(Source records)
◇ ◇ ◇ ◇ ◇ ◇ ◇
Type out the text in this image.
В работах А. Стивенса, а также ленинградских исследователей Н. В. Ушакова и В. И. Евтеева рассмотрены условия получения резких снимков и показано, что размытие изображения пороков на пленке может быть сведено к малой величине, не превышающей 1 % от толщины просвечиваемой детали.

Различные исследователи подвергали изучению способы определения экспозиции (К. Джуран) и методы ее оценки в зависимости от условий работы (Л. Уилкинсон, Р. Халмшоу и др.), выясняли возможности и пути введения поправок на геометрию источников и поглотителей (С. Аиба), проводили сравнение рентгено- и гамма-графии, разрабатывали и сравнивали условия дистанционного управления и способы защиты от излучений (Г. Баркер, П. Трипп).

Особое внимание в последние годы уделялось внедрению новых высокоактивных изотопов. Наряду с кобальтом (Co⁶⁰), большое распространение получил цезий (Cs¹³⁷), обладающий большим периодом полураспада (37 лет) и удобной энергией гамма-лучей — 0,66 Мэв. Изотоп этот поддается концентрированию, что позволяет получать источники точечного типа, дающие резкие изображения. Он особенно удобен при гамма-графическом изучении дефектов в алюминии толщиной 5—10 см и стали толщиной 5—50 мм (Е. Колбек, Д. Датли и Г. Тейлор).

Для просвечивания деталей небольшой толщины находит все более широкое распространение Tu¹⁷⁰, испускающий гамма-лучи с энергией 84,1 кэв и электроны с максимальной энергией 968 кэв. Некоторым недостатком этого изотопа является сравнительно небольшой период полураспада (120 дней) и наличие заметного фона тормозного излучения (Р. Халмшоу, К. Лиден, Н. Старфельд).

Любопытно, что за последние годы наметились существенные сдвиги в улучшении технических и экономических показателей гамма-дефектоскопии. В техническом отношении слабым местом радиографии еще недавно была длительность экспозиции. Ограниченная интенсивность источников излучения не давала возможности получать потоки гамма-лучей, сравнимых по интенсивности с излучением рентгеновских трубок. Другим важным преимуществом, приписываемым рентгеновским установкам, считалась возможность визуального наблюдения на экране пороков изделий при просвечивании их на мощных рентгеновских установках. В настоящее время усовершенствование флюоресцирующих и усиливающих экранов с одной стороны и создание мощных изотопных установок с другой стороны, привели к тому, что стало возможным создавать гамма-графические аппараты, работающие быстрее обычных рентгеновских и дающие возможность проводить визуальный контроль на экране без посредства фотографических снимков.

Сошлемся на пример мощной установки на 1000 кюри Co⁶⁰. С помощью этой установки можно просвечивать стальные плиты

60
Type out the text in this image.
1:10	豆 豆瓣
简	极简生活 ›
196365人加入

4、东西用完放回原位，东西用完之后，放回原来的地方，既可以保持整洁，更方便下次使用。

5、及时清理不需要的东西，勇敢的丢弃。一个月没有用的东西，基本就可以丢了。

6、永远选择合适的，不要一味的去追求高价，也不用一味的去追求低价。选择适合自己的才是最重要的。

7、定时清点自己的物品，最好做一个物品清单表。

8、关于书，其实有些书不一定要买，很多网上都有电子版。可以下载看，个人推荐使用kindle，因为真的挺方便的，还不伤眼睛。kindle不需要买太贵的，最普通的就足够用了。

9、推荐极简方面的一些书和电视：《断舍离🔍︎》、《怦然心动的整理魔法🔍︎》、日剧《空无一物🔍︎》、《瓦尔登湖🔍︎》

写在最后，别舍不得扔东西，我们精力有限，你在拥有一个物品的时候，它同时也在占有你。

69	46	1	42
◇ ◇ ◇ ◇ ◇ ◇ ◇
» **TASK INSTRUCTIONS**
Select the lines from the entries that include the word "полураспада".

» **EXERCISE RESPONSE**
Особое внимание в последние годы уделялось внедрению новых высокоактивных изотопов. Наряду с кобальтом (Co⁶⁰), большое распространение получил цезий (Cs¹³⁷), обладающий большим периодом полураспада (37 лет) и удобной энергией гамма-лучей — 0,66 Мэв. Изотоп этот поддается концентрированию, что позволяет получать источники точечного типа, дающие резкие изображения. Он особенно удобен при гамма-графическом изучении дефектов в алюминии толщиной 5—10 см и стали толщиной 5—50 мм (Е. Колбек, Д. Датли и Г. Тейлор).
Для просвечивания деталей небольшой толщины находит все более широкое распространение Tu¹⁷⁰, испускающий гамма-лучи с энергией 84,1 кэв и электроны с максимальной энергией 968 кэв. Некоторым недостатком этого изотопа является сравнительно небольшой период полураспада (120 дней) и наличие заметного фона тормозного излучения (Р. Халмшоу, К. Лиден, Н. Старфельд).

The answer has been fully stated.